- What to do -
Copy every line that contains the string "feet" from the entries below.

Records from a collection:
>> start
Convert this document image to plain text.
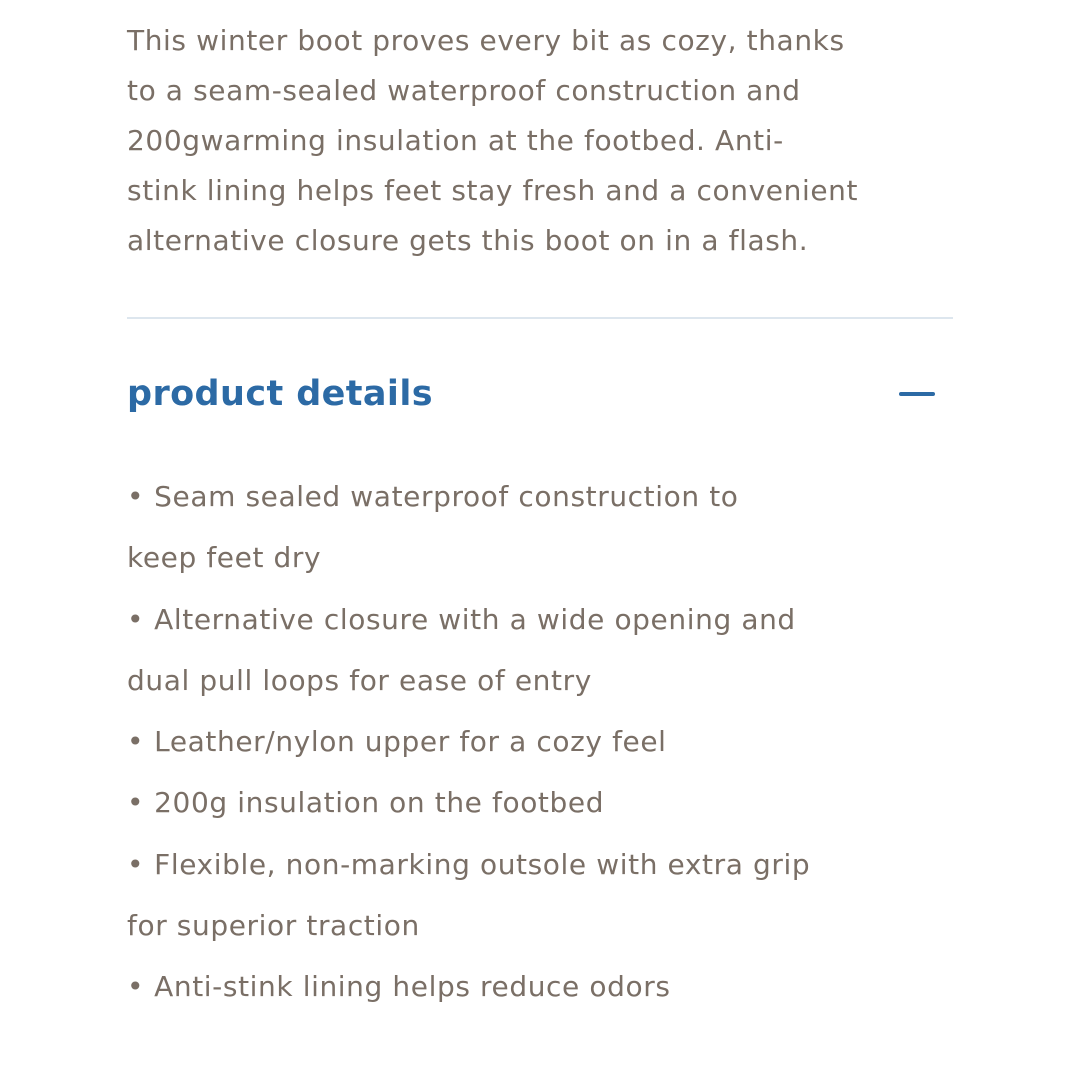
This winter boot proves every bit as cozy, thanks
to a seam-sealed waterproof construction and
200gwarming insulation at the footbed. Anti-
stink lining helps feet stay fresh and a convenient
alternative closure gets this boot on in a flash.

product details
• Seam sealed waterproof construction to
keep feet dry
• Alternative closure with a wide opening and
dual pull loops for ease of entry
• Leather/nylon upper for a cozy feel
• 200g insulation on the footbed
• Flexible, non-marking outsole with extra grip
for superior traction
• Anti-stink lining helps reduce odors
>> end
- Completed task -
stink lining helps feet stay fresh and a convenient
keep feet dry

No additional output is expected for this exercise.